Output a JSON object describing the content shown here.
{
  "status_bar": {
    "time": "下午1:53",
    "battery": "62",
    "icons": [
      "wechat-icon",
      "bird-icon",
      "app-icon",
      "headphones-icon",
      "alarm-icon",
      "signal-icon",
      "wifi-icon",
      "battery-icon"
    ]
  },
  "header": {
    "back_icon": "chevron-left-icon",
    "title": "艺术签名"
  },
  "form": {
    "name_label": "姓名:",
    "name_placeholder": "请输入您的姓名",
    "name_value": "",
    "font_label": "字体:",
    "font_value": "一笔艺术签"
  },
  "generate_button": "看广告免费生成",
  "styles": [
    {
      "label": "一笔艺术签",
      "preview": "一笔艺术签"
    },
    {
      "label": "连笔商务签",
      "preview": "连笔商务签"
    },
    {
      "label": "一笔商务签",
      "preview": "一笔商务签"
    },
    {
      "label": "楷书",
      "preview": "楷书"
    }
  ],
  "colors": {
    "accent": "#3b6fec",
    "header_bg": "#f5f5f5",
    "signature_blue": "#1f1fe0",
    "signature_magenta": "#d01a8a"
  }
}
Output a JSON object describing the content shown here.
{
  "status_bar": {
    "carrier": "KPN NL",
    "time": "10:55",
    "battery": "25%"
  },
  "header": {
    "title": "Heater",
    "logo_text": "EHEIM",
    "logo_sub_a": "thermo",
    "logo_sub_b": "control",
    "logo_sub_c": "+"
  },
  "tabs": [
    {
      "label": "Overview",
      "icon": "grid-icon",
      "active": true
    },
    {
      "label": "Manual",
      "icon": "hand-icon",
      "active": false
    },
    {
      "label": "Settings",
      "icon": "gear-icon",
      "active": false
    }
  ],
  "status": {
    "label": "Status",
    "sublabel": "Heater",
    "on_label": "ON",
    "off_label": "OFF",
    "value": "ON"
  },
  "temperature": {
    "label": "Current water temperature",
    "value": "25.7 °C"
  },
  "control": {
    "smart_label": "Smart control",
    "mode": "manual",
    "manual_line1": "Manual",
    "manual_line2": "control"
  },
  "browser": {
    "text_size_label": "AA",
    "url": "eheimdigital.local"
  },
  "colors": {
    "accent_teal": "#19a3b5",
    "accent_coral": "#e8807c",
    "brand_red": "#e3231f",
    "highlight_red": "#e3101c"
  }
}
• • • • •
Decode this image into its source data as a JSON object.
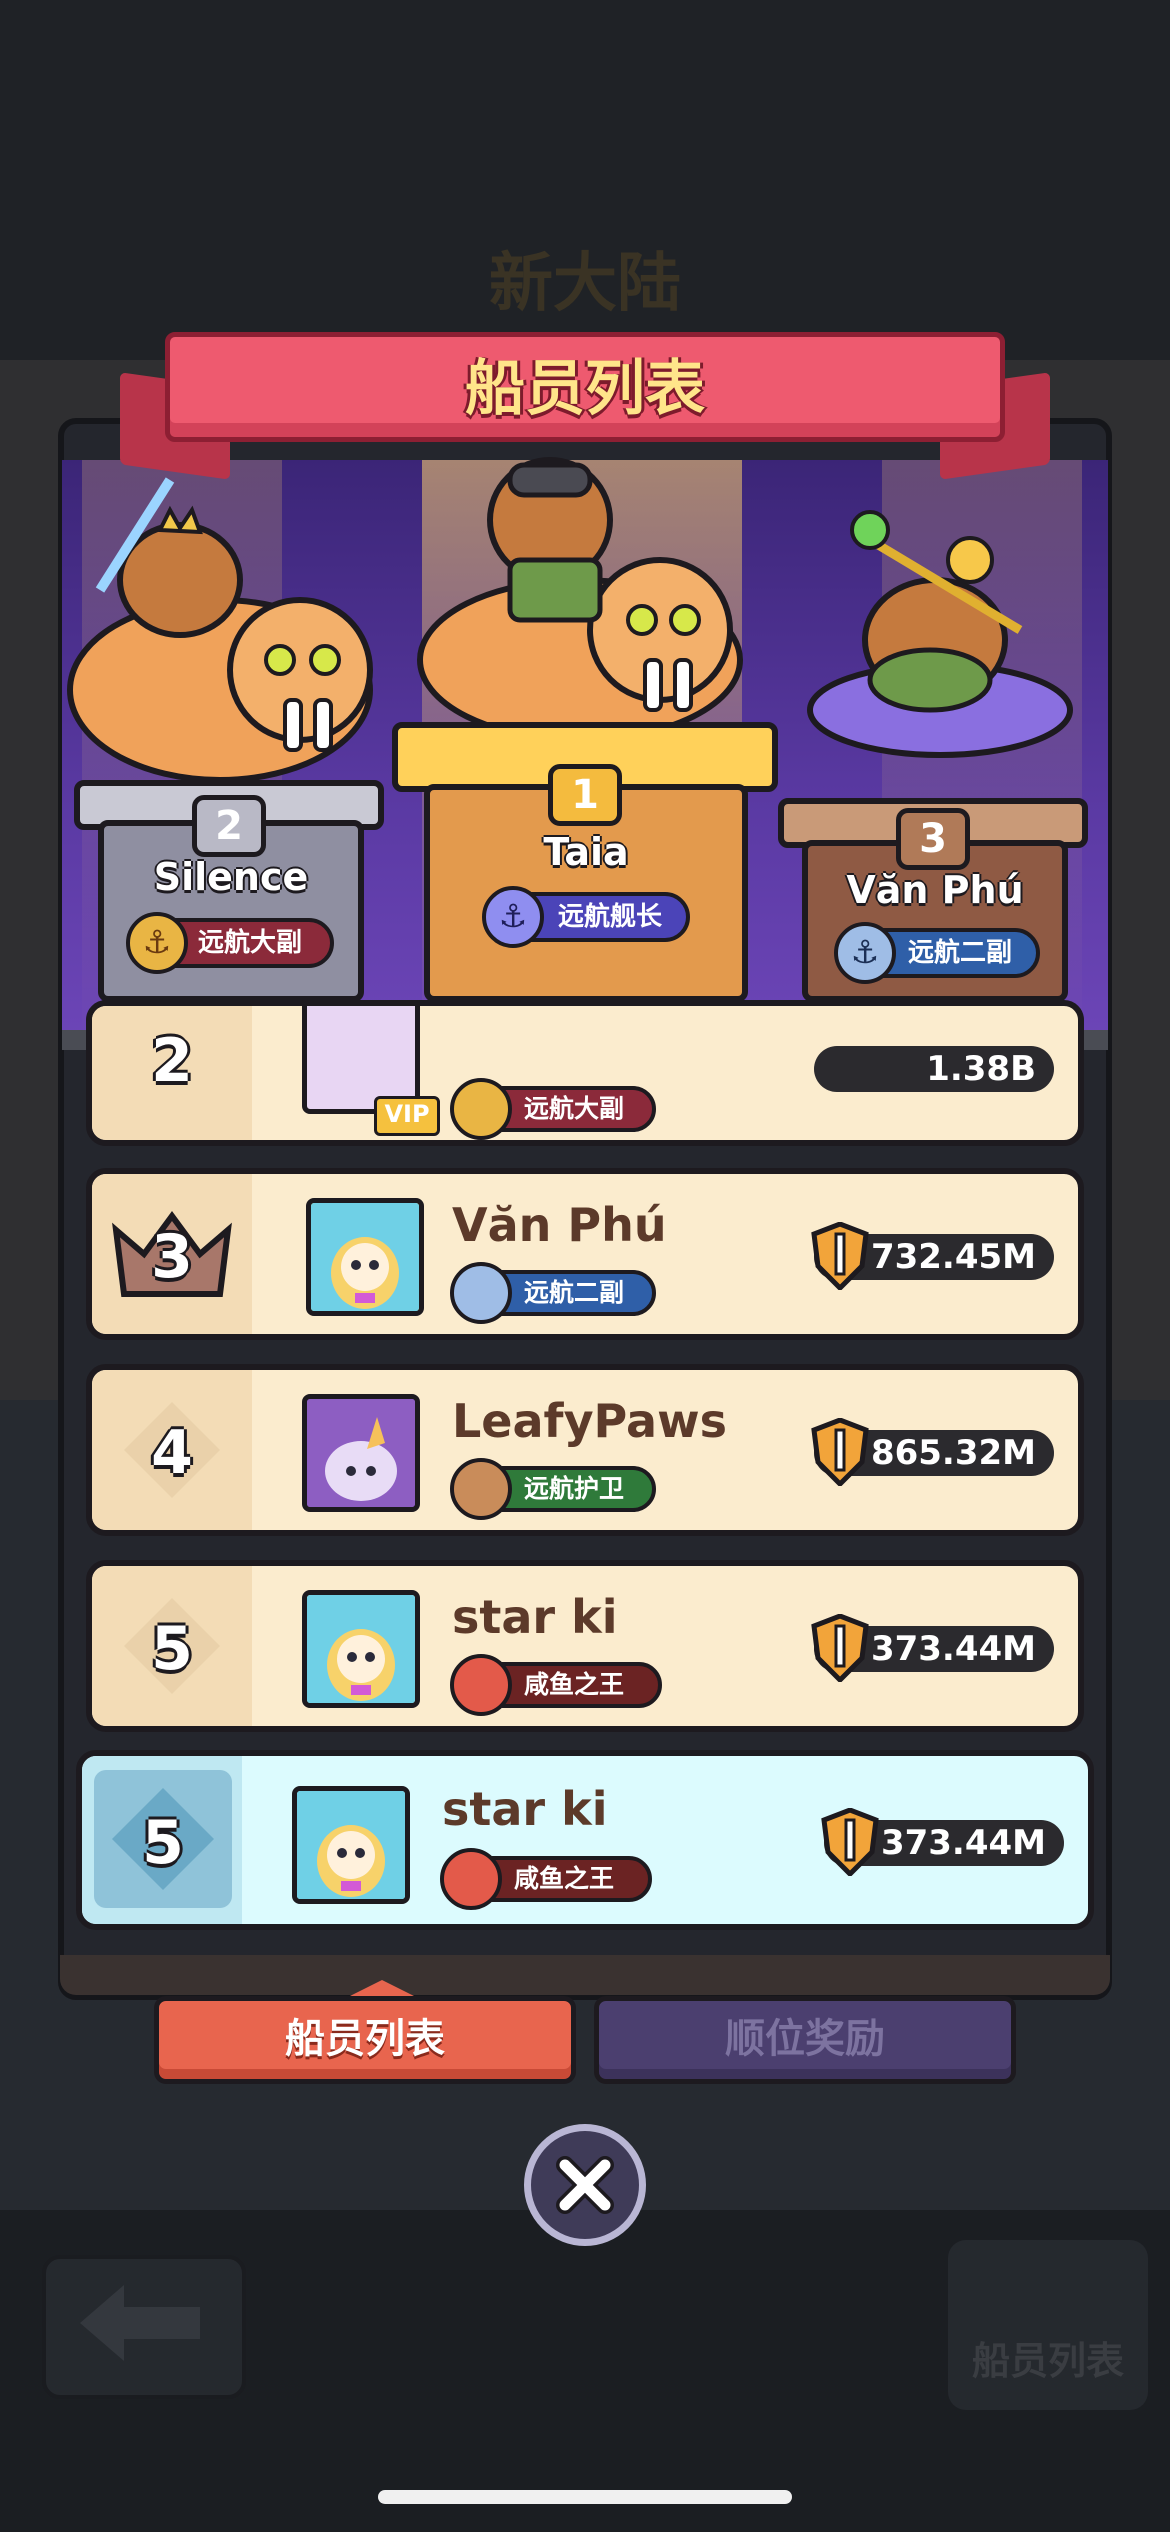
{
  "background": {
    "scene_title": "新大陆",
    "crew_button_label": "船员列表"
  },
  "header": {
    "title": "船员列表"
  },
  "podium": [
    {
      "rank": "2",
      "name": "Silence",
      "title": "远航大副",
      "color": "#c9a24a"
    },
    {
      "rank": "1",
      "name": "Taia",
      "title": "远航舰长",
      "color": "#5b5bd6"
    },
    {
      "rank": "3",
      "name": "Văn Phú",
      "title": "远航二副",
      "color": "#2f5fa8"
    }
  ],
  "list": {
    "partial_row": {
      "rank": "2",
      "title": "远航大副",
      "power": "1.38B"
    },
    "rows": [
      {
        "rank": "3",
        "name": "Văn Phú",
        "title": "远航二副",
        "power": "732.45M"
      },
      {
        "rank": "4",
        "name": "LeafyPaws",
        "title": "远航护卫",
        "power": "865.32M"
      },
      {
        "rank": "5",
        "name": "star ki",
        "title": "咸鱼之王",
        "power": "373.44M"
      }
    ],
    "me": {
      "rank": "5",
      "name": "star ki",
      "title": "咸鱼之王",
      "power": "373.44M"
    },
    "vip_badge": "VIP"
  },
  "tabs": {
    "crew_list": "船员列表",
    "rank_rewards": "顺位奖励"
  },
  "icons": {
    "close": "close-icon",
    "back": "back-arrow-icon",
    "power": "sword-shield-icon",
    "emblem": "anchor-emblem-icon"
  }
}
• • • • •
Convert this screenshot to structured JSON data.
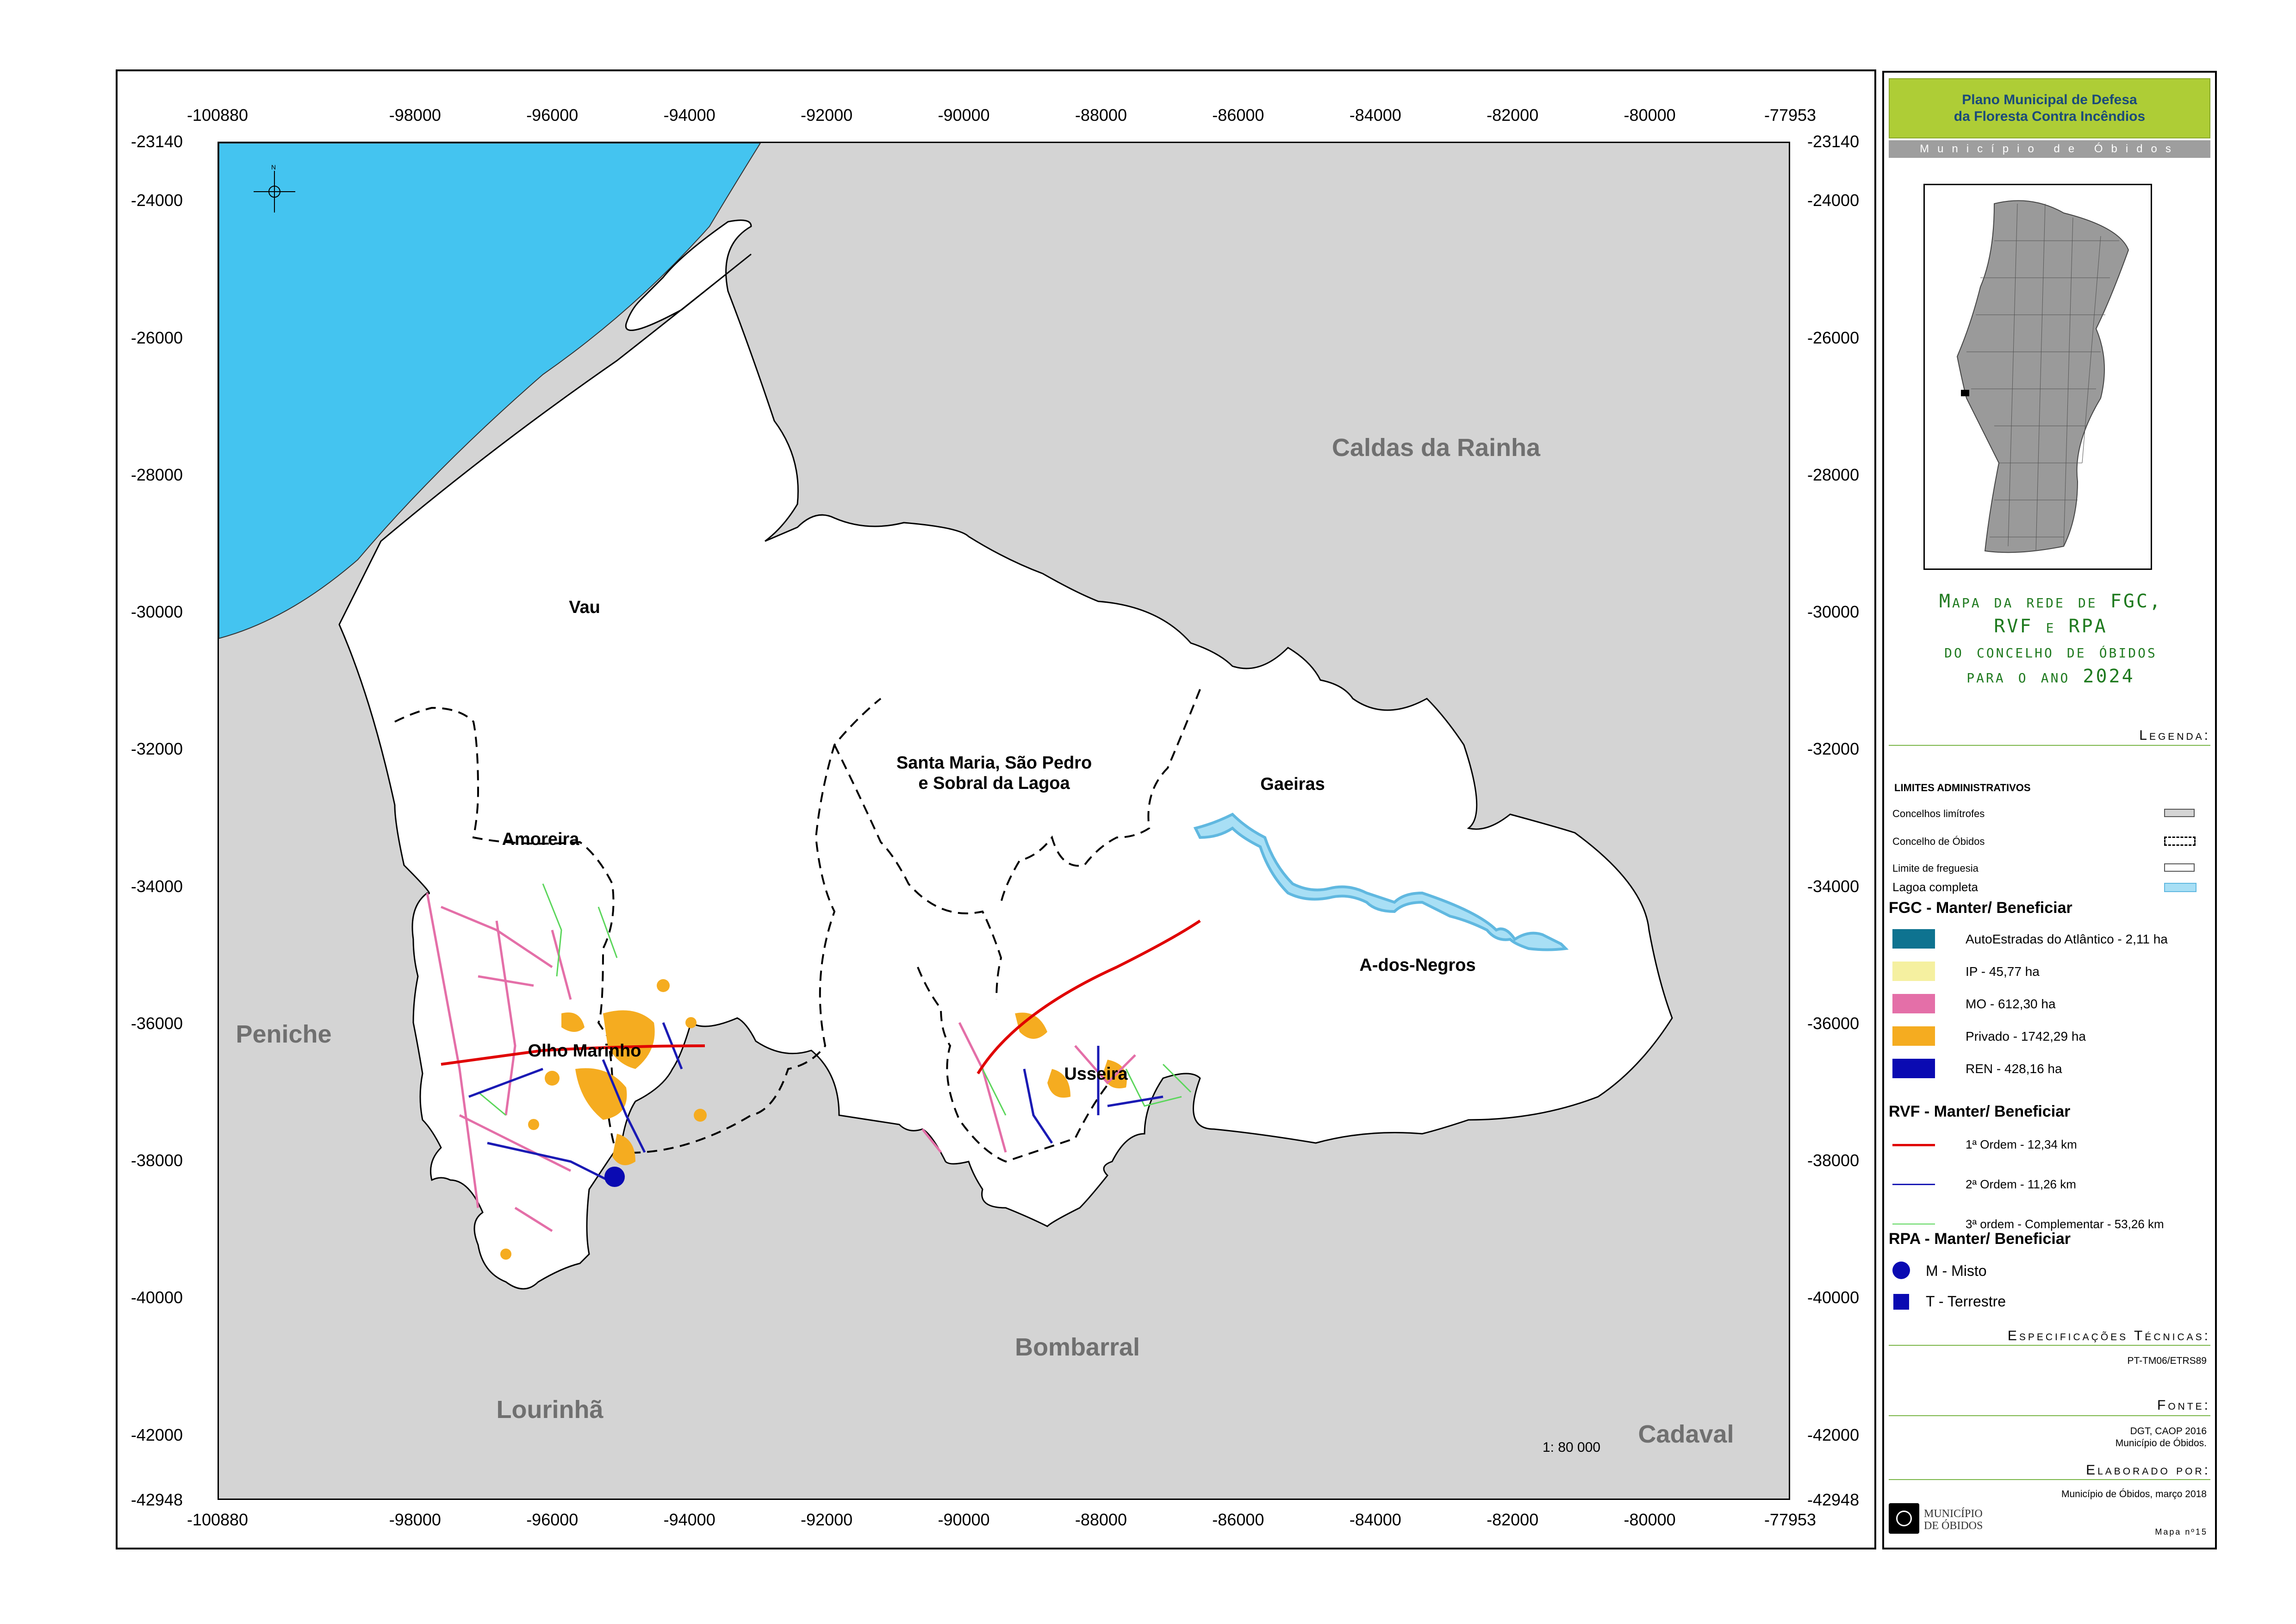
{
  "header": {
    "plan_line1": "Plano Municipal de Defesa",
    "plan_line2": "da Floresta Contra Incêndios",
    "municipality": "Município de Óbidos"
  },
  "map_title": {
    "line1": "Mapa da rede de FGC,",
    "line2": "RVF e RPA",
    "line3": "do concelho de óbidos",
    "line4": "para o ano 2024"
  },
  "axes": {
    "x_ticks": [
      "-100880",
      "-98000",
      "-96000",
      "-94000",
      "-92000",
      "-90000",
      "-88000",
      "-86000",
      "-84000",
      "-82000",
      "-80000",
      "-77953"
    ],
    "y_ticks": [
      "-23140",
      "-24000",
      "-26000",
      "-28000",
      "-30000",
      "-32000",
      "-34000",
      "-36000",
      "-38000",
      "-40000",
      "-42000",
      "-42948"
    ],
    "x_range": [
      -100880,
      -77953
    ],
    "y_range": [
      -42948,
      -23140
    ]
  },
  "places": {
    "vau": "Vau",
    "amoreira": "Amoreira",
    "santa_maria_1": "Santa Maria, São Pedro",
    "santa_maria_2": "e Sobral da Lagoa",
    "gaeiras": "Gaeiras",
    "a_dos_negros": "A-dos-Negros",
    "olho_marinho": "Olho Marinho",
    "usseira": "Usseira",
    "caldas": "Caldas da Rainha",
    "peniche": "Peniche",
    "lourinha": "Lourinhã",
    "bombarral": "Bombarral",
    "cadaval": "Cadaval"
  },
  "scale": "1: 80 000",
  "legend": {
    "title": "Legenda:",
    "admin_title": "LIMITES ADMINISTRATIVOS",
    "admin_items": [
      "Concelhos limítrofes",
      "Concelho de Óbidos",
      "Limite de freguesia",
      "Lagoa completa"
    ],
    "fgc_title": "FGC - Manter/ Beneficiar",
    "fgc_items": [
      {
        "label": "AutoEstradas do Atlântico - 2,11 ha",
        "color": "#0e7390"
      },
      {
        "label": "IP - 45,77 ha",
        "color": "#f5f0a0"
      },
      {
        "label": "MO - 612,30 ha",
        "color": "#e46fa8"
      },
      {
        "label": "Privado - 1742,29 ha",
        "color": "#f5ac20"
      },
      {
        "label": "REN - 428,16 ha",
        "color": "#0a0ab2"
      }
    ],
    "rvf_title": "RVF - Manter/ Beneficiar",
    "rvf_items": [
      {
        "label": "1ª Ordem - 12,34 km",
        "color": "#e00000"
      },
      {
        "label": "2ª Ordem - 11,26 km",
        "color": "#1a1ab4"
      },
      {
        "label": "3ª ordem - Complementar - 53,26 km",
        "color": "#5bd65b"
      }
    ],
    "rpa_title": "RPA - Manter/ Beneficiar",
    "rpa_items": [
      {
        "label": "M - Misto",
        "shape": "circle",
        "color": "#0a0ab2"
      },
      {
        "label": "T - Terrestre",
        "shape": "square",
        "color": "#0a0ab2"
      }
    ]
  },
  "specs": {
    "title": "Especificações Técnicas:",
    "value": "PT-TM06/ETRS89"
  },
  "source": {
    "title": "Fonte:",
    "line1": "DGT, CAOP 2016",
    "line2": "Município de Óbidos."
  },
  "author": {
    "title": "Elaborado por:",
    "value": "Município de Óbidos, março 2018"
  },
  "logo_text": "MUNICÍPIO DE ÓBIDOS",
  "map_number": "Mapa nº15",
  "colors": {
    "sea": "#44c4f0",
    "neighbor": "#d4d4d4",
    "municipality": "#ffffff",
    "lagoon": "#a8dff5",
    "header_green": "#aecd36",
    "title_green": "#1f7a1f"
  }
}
• • • • •
Instruction: Extract every line from the records above that contains the word "municipality".

Output below:
    "municipality": "Município de Óbidos"
    "municipality": "#ffffff",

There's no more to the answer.